*To be done:* Extract each line where the string "JSON" shows up.

─── Data records ───

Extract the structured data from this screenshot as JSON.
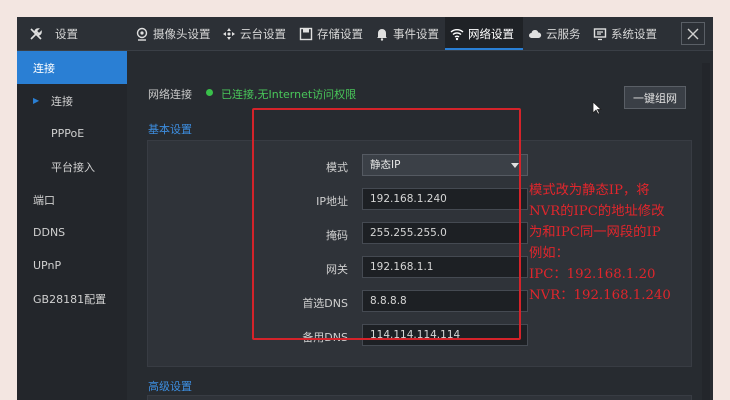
{
  "topbar": {
    "settings_title": "设置",
    "tabs": [
      {
        "label": "摄像头设置",
        "icon": "camera-icon"
      },
      {
        "label": "云台设置",
        "icon": "ptz-icon"
      },
      {
        "label": "存储设置",
        "icon": "storage-icon"
      },
      {
        "label": "事件设置",
        "icon": "bell-icon"
      },
      {
        "label": "网络设置",
        "icon": "wifi-icon",
        "active": true
      },
      {
        "label": "云服务",
        "icon": "cloud-icon"
      },
      {
        "label": "系统设置",
        "icon": "monitor-icon"
      }
    ]
  },
  "sidebar": {
    "items": [
      {
        "label": "连接",
        "active": true
      },
      {
        "label": "连接"
      },
      {
        "label": "PPPoE"
      },
      {
        "label": "平台接入"
      },
      {
        "label": "端口"
      },
      {
        "label": "DDNS"
      },
      {
        "label": "UPnP"
      },
      {
        "label": "GB28181配置"
      }
    ]
  },
  "status": {
    "label": "网络连接",
    "text": "已连接,无Internet访问权限",
    "color": "#49c65a"
  },
  "wizard_button": "一键组网",
  "sections": {
    "basic": "基本设置",
    "advanced": "高级设置"
  },
  "form": {
    "mode_label": "模式",
    "mode_value": "静态IP",
    "ip_label": "IP地址",
    "ip_value": "192.168.1.240",
    "mask_label": "掩码",
    "mask_value": "255.255.255.0",
    "gateway_label": "网关",
    "gateway_value": "192.168.1.1",
    "dns1_label": "首选DNS",
    "dns1_value": "8.8.8.8",
    "dns2_label": "备用DNS",
    "dns2_value": "114.114.114.114"
  },
  "annotation": {
    "lines": [
      "模式改为静态IP，将",
      "NVR的IPC的地址修改",
      "为和IPC同一网段的IP",
      "例如：",
      "IPC：192.168.1.20",
      "NVR：192.168.1.240"
    ],
    "color": "#e0262c"
  },
  "colors": {
    "accent": "#2a7fd4",
    "background": "#262a2f"
  }
}
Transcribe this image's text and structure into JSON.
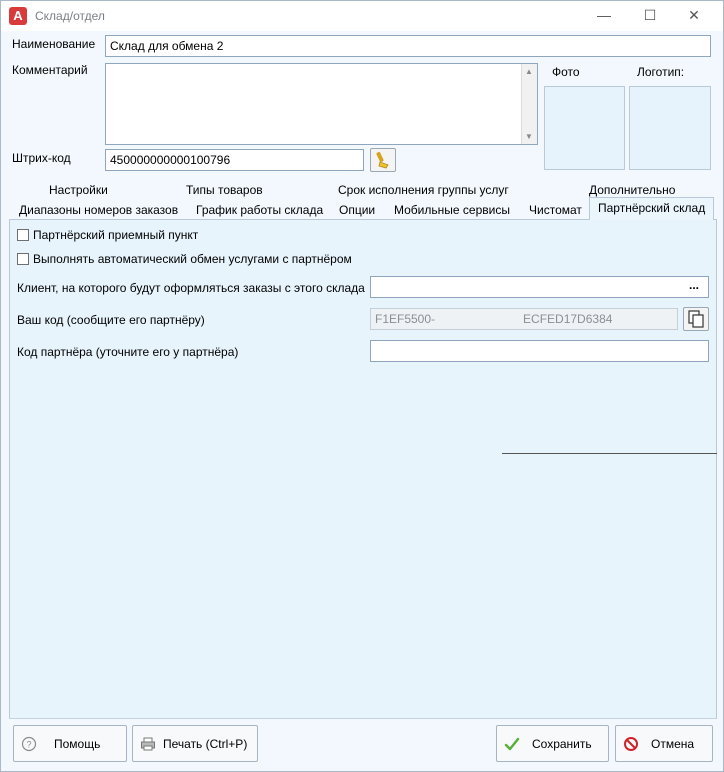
{
  "window": {
    "title": "Склад/отдел",
    "app_icon_letter": "A",
    "controls": {
      "minimize": "—",
      "maximize": "☐",
      "close": "✕"
    }
  },
  "form": {
    "name_label": "Наименование",
    "name_value": "Склад для обмена 2",
    "comment_label": "Комментарий",
    "comment_value": "",
    "barcode_label": "Штрих-код",
    "barcode_value": "450000000000100796",
    "photo_label": "Фото",
    "logo_label": "Логотип:"
  },
  "tabs": {
    "row1": [
      "Настройки",
      "Типы товаров",
      "Срок исполнения группы услуг",
      "Дополнительно"
    ],
    "row2": [
      "Диапазоны номеров заказов",
      "График работы склада",
      "Опции",
      "Мобильные сервисы",
      "Чистомат",
      "Партнёрский склад"
    ],
    "active": "Партнёрский склад"
  },
  "partner": {
    "checkbox_receiving_point": "Партнёрский приемный пункт",
    "checkbox_auto_exchange": "Выполнять автоматический обмен услугами с партнёром",
    "client_label": "Клиент, на которого будут оформляться заказы с этого склада",
    "client_value": "",
    "client_button": "...",
    "your_code_label": "Ваш код (сообщите его партнёру)",
    "your_code_prefix": "F1EF5500-",
    "your_code_suffix": "ECFED17D6384",
    "partner_code_label": "Код партнёра (уточните его у партнёра)",
    "partner_code_value": ""
  },
  "footer": {
    "help": "Помощь",
    "print": "Печать (Ctrl+P)",
    "save": "Сохранить",
    "cancel": "Отмена"
  },
  "colors": {
    "background": "#eaf3fb",
    "app_icon": "#d83b3b",
    "save_check": "#57b035",
    "cancel_icon": "#d0222a"
  }
}
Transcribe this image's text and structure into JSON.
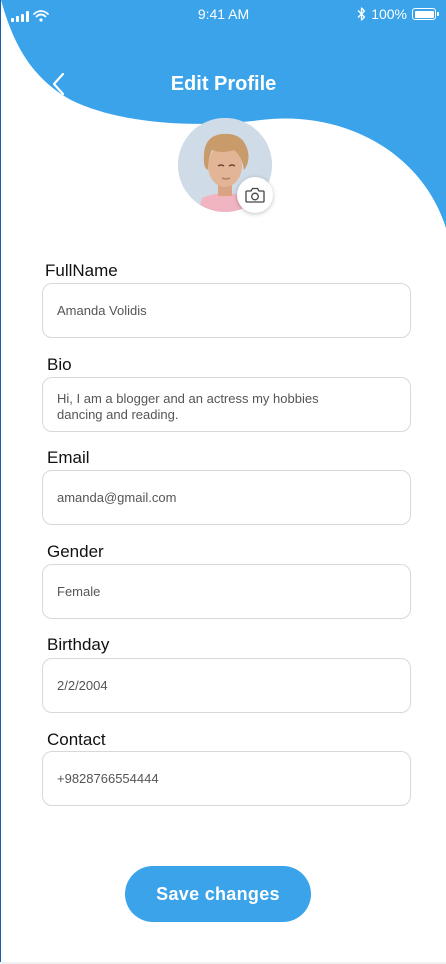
{
  "status_bar": {
    "time": "9:41 AM",
    "battery": "100%"
  },
  "header": {
    "title": "Edit Profile",
    "back_icon": "chevron-left-icon",
    "accent_color": "#3ba3ea"
  },
  "avatar": {
    "camera_icon": "camera-icon"
  },
  "form": {
    "fields": [
      {
        "label": "FullName",
        "value": "Amanda Volidis"
      },
      {
        "label": "Bio",
        "value": "Hi, I am a blogger and an actress my hobbies\ndancing and reading."
      },
      {
        "label": "Email",
        "value": "amanda@gmail.com"
      },
      {
        "label": "Gender",
        "value": "Female"
      },
      {
        "label": "Birthday",
        "value": "2/2/2004"
      },
      {
        "label": "Contact",
        "value": "+9828766554444"
      }
    ]
  },
  "actions": {
    "save_label": "Save changes"
  }
}
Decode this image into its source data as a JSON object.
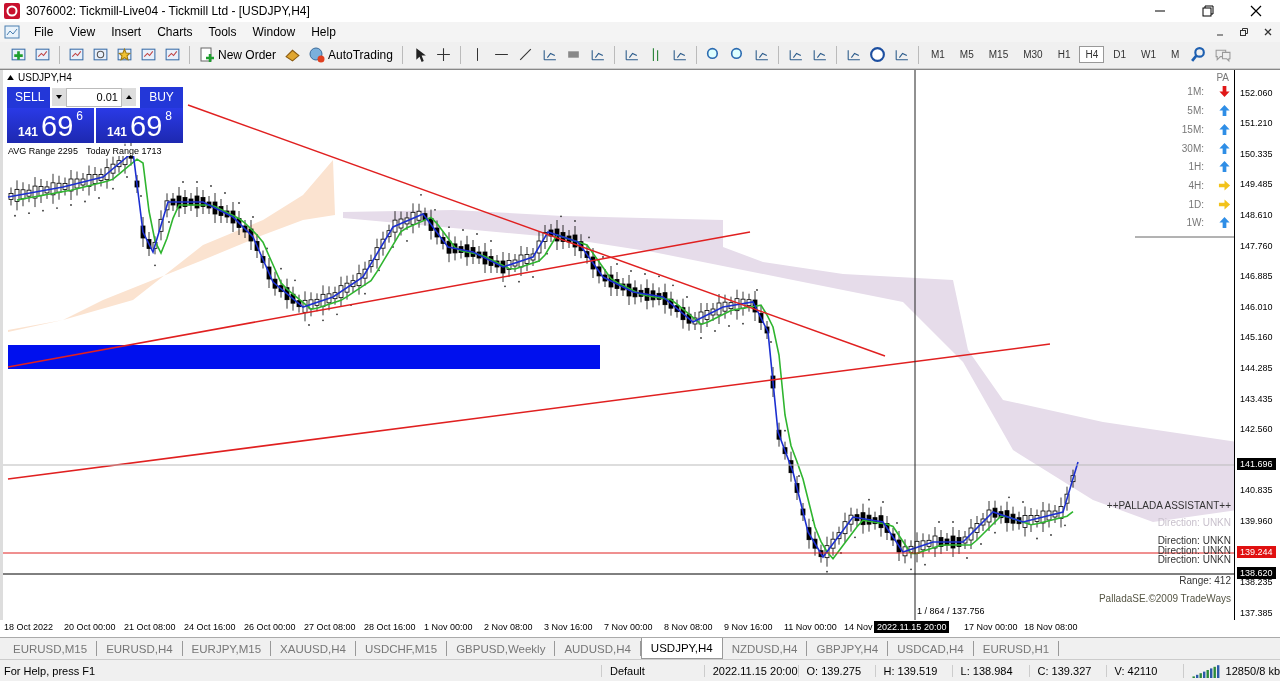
{
  "window": {
    "title": "3076002: Tickmill-Live04 - Tickmill Ltd - [USDJPY,H4]"
  },
  "menu": [
    "File",
    "View",
    "Insert",
    "Charts",
    "Tools",
    "Window",
    "Help"
  ],
  "toolbar": {
    "new_order": "New Order",
    "auto_trading": "AutoTrading",
    "timeframes": [
      {
        "label": "M1",
        "selected": false
      },
      {
        "label": "M5",
        "selected": false
      },
      {
        "label": "M15",
        "selected": false
      },
      {
        "label": "M30",
        "selected": false
      },
      {
        "label": "H1",
        "selected": false
      },
      {
        "label": "H4",
        "selected": true
      },
      {
        "label": "D1",
        "selected": false
      },
      {
        "label": "W1",
        "selected": false
      },
      {
        "label": "M",
        "selected": false
      }
    ]
  },
  "chart": {
    "symbol": "USDJPY,H4",
    "trade_panel": {
      "sell": "SELL",
      "buy": "BUY",
      "lot": "0.01",
      "sell_price": {
        "big_figure": "141",
        "pips": "69",
        "fraction": "6"
      },
      "buy_price": {
        "big_figure": "141",
        "pips": "69",
        "fraction": "8"
      },
      "avg_range": "AVG Range 2295",
      "today_range": "Today Range 1713"
    },
    "pa_panel": {
      "title": "PA",
      "rows": [
        {
          "label": "1M:",
          "kind": "down"
        },
        {
          "label": "5M:",
          "kind": "up"
        },
        {
          "label": "15M:",
          "kind": "up"
        },
        {
          "label": "30M:",
          "kind": "up"
        },
        {
          "label": "1H:",
          "kind": "up"
        },
        {
          "label": "4H:",
          "kind": "right"
        },
        {
          "label": "1D:",
          "kind": "right"
        },
        {
          "label": "1W:",
          "kind": "up"
        }
      ]
    },
    "assistant": {
      "title": "++PALLADA ASSISTANT++",
      "directions": [
        {
          "text": "Direction: UNKN",
          "faded": true
        },
        {
          "text": "Direction: UNKN",
          "faded": false
        },
        {
          "text": "Direction: UNKN",
          "faded": false
        },
        {
          "text": "Direction: UNKN",
          "faded": false
        }
      ],
      "range": "Range: 412",
      "credit": "PalladaSE.©2009 TradeWays"
    },
    "crosshair_readout": "1 / 864 / 137.756",
    "price_axis": [
      "152.060",
      "151.210",
      "150.335",
      "149.485",
      "148.610",
      "147.760",
      "146.885",
      "146.010",
      "145.160",
      "144.285",
      "143.435",
      "142.560",
      "140.835",
      "139.960",
      "138.235",
      "137.385"
    ],
    "price_markers": [
      {
        "label": "141.696",
        "color": "#000000"
      },
      {
        "label": "139.244",
        "color": "#e01010"
      },
      {
        "label": "138.620",
        "color": "#000000"
      }
    ],
    "time_axis": [
      "18 Oct 2022",
      "20 Oct 00:00",
      "21 Oct 08:00",
      "24 Oct 16:00",
      "26 Oct 00:00",
      "27 Oct 08:00",
      "28 Oct 16:00",
      "1 Nov 00:00",
      "2 Nov 08:00",
      "3 Nov 16:00",
      "7 Nov 00:00",
      "8 Nov 08:00",
      "9 Nov 16:00",
      "11 Nov 00:00",
      "14 Nov",
      "17 Nov 00:00",
      "18 Nov 08:00"
    ],
    "crosshair_time": "2022.11.15 20:00"
  },
  "tabs": [
    {
      "label": "EURUSD,M15",
      "selected": false
    },
    {
      "label": "EURUSD,H4",
      "selected": false
    },
    {
      "label": "EURJPY,M15",
      "selected": false
    },
    {
      "label": "XAUUSD,H4",
      "selected": false
    },
    {
      "label": "USDCHF,M15",
      "selected": false
    },
    {
      "label": "GBPUSD,Weekly",
      "selected": false
    },
    {
      "label": "AUDUSD,H4",
      "selected": false
    },
    {
      "label": "USDJPY,H4",
      "selected": true
    },
    {
      "label": "NZDUSD,H4",
      "selected": false
    },
    {
      "label": "GBPJPY,H4",
      "selected": false
    },
    {
      "label": "USDCAD,H4",
      "selected": false
    },
    {
      "label": "EURUSD,H1",
      "selected": false
    }
  ],
  "status_bar": {
    "help": "For Help, press F1",
    "profile": "Default",
    "time": "2022.11.15 20:00",
    "open": "O: 139.275",
    "high": "H: 139.519",
    "low": "L: 138.984",
    "close": "C: 139.327",
    "volume": "V: 42110",
    "traffic": "12850/8 kb"
  }
}
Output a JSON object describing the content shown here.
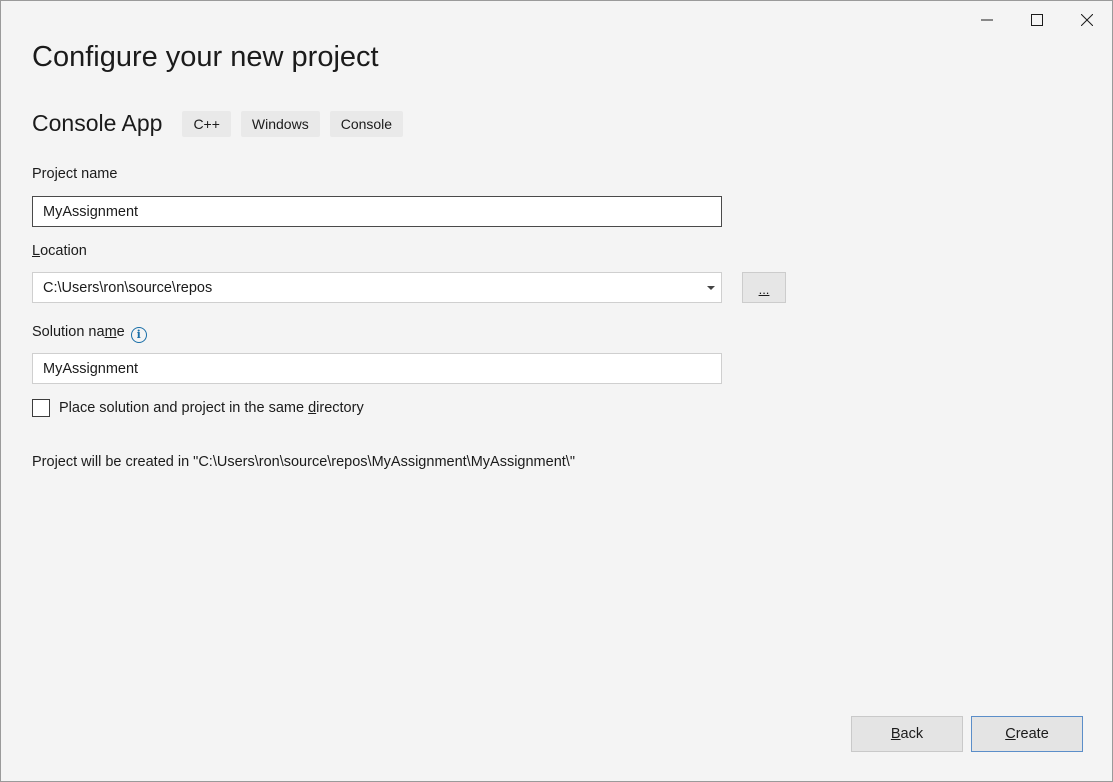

───

*Written solution:*
Extract the structured data from this screenshot as JSON.
Transcribe this image's text and structure into JSON.
Transcribe this image's text and structure into JSON.
Decode this image into its source data as a JSON object.
Output a JSON object describing the content shown here.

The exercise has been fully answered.